# TASK PROMPT
Collect every line below that contains the word "Free".

+ + + + + + +

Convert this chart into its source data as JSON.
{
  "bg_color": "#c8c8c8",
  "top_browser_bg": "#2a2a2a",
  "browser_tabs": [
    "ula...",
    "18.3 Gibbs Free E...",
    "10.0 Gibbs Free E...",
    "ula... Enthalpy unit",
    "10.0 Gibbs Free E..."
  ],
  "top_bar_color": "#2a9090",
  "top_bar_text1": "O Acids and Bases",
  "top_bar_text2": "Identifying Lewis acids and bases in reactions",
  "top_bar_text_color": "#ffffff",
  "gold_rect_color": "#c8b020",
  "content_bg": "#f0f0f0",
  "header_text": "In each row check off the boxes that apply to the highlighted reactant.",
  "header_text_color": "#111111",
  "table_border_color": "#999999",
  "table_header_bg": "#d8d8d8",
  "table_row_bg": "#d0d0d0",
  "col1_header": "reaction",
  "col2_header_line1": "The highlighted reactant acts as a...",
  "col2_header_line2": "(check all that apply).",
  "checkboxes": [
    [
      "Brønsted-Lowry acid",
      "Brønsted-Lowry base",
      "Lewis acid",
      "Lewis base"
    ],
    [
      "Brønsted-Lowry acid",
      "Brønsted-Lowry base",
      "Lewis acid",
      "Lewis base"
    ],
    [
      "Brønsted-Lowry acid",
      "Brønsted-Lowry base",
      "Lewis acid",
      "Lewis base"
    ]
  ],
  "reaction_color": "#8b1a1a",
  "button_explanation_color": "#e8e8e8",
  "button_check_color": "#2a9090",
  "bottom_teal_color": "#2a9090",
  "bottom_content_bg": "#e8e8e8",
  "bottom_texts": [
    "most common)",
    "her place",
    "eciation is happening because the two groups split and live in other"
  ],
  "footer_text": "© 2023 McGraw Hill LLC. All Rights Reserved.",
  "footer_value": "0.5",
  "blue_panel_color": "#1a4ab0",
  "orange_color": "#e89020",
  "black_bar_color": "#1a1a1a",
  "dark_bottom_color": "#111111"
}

+ + + + + + +

# ANSWER TO THE EXERCISE
    "18.3 Gibbs Free E...",
    "10.0 Gibbs Free E...",
    "10.0 Gibbs Free E..."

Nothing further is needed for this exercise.